▶ Short problem
Copy the lines in the following entries without any changes.

═══ Material provided ═══

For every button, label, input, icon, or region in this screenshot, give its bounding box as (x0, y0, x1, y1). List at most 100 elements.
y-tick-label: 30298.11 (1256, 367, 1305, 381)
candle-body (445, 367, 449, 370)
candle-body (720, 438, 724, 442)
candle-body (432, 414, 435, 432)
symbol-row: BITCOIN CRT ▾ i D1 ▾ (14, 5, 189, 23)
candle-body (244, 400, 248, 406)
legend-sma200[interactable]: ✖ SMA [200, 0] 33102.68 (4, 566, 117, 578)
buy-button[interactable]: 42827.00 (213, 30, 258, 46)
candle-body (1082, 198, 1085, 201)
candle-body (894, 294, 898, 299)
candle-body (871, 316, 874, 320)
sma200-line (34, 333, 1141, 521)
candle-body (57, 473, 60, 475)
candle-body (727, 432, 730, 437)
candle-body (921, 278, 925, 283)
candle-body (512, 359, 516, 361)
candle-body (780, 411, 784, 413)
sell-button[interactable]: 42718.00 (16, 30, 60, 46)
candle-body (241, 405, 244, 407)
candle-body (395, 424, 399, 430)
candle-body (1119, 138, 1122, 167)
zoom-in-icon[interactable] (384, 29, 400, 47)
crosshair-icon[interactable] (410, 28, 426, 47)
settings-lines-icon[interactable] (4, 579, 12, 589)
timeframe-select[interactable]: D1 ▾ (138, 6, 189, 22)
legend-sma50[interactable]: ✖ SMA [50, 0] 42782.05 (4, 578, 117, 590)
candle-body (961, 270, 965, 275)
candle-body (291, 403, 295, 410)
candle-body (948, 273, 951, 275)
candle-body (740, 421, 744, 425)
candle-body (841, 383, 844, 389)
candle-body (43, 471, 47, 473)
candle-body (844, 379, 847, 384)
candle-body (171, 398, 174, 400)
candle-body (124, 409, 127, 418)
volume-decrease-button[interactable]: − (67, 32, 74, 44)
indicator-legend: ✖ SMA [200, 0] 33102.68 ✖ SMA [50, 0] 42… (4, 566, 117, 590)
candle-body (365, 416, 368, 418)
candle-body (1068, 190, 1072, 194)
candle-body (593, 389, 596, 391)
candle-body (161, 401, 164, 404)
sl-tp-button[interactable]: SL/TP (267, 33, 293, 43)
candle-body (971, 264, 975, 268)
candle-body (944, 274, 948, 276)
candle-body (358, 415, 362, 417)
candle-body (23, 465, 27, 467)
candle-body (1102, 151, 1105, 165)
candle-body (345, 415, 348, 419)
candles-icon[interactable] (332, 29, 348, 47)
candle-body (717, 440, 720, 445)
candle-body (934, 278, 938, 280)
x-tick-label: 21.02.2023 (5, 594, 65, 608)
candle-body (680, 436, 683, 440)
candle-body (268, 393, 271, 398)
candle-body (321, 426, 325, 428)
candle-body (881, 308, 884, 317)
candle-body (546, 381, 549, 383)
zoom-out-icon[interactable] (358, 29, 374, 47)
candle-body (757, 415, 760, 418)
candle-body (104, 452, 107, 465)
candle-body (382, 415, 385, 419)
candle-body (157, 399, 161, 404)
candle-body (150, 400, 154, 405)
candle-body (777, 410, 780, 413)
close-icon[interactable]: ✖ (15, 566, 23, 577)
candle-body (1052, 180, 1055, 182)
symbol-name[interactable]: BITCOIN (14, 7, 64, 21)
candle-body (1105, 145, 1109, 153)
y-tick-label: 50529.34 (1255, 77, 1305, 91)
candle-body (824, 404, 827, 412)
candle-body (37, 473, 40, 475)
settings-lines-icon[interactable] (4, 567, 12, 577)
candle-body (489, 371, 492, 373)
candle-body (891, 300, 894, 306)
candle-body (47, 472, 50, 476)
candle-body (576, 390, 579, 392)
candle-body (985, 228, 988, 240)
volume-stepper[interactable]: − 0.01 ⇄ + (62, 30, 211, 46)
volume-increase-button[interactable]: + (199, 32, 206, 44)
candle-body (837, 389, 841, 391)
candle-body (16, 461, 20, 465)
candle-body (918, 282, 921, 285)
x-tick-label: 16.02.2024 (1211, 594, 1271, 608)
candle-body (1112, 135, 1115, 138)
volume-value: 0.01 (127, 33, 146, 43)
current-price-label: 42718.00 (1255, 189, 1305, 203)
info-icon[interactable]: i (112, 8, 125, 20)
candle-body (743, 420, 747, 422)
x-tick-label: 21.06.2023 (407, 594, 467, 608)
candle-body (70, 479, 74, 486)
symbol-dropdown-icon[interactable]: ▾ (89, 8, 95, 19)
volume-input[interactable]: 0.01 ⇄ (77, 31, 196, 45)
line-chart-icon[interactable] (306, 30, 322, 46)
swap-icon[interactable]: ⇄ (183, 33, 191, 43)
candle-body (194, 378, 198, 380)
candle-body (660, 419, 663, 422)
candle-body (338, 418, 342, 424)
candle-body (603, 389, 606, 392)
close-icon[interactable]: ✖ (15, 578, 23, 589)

═══

▶ Response to the task
For every button, label, input, icon, or region in this screenshot, give its bounding box as (x0, y0, x1, y1). List at most 100 elements.
y-tick-label: 30298.11 (1256, 367, 1305, 381)
candle-body (445, 367, 449, 370)
candle-body (720, 438, 724, 442)
candle-body (432, 414, 435, 432)
symbol-row: BITCOIN CRT ▾ i D1 ▾ (14, 5, 189, 23)
candle-body (244, 400, 248, 406)
legend-sma200[interactable]: ✖ SMA [200, 0] 33102.68 (4, 566, 117, 578)
buy-button[interactable]: 42827.00 (213, 30, 258, 46)
candle-body (1082, 198, 1085, 201)
candle-body (894, 294, 898, 299)
candle-body (871, 316, 874, 320)
sma200-line (34, 333, 1141, 521)
candle-body (57, 473, 60, 475)
candle-body (727, 432, 730, 437)
candle-body (921, 278, 925, 283)
candle-body (512, 359, 516, 361)
candle-body (780, 411, 784, 413)
sell-button[interactable]: 42718.00 (16, 30, 60, 46)
candle-body (241, 405, 244, 407)
candle-body (395, 424, 399, 430)
candle-body (1119, 138, 1122, 167)
zoom-in-icon[interactable] (384, 29, 400, 47)
crosshair-icon[interactable] (410, 28, 426, 47)
settings-lines-icon[interactable] (4, 579, 12, 589)
timeframe-select[interactable]: D1 ▾ (138, 6, 189, 22)
legend-sma50[interactable]: ✖ SMA [50, 0] 42782.05 (4, 578, 117, 590)
candle-body (961, 270, 965, 275)
candle-body (291, 403, 295, 410)
candle-body (948, 273, 951, 275)
candle-body (740, 421, 744, 425)
candle-body (841, 383, 844, 389)
candle-body (43, 471, 47, 473)
candle-body (844, 379, 847, 384)
candle-body (171, 398, 174, 400)
candle-body (124, 409, 127, 418)
volume-decrease-button[interactable]: − (67, 32, 74, 44)
indicator-legend: ✖ SMA [200, 0] 33102.68 ✖ SMA [50, 0] 42… (4, 566, 117, 590)
candle-body (365, 416, 368, 418)
candle-body (1068, 190, 1072, 194)
candle-body (593, 389, 596, 391)
candle-body (161, 401, 164, 404)
sl-tp-button[interactable]: SL/TP (267, 33, 293, 43)
candle-body (971, 264, 975, 268)
candle-body (944, 274, 948, 276)
candle-body (358, 415, 362, 417)
candle-body (23, 465, 27, 467)
candle-body (1102, 151, 1105, 165)
candle-body (345, 415, 348, 419)
candles-icon[interactable] (332, 29, 348, 47)
candle-body (717, 440, 720, 445)
candle-body (934, 278, 938, 280)
x-tick-label: 21.02.2023 (5, 594, 65, 608)
candle-body (680, 436, 683, 440)
candle-body (268, 393, 271, 398)
candle-body (321, 426, 325, 428)
candle-body (881, 308, 884, 317)
candle-body (546, 381, 549, 383)
zoom-out-icon[interactable] (358, 29, 374, 47)
candle-body (757, 415, 760, 418)
candle-body (104, 452, 107, 465)
candle-body (382, 415, 385, 419)
candle-body (157, 399, 161, 404)
candle-body (150, 400, 154, 405)
candle-body (777, 410, 780, 413)
close-icon[interactable]: ✖ (15, 566, 23, 577)
candle-body (1052, 180, 1055, 182)
symbol-name[interactable]: BITCOIN (14, 7, 64, 21)
candle-body (1105, 145, 1109, 153)
y-tick-label: 50529.34 (1255, 77, 1305, 91)
candle-body (824, 404, 827, 412)
candle-body (37, 473, 40, 475)
settings-lines-icon[interactable] (4, 567, 12, 577)
candle-body (489, 371, 492, 373)
candle-body (891, 300, 894, 306)
candle-body (47, 472, 50, 476)
candle-body (576, 390, 579, 392)
candle-body (985, 228, 988, 240)
volume-stepper[interactable]: − 0.01 ⇄ + (62, 30, 211, 46)
volume-increase-button[interactable]: + (199, 32, 206, 44)
candle-body (837, 389, 841, 391)
candle-body (16, 461, 20, 465)
candle-body (918, 282, 921, 285)
x-tick-label: 16.02.2024 (1211, 594, 1271, 608)
candle-body (1112, 135, 1115, 138)
volume-value: 0.01 (127, 33, 146, 43)
current-price-label: 42718.00 (1255, 189, 1305, 203)
info-icon[interactable]: i (112, 8, 125, 20)
candle-body (743, 420, 747, 422)
x-tick-label: 21.06.2023 (407, 594, 467, 608)
candle-body (70, 479, 74, 486)
symbol-dropdown-icon[interactable]: ▾ (89, 8, 95, 19)
volume-input[interactable]: 0.01 ⇄ (77, 31, 196, 45)
line-chart-icon[interactable] (306, 30, 322, 46)
swap-icon[interactable]: ⇄ (183, 33, 191, 43)
candle-body (194, 378, 198, 380)
candle-body (660, 419, 663, 422)
candle-body (338, 418, 342, 424)
candle-body (603, 389, 606, 392)
close-icon[interactable]: ✖ (15, 578, 23, 589)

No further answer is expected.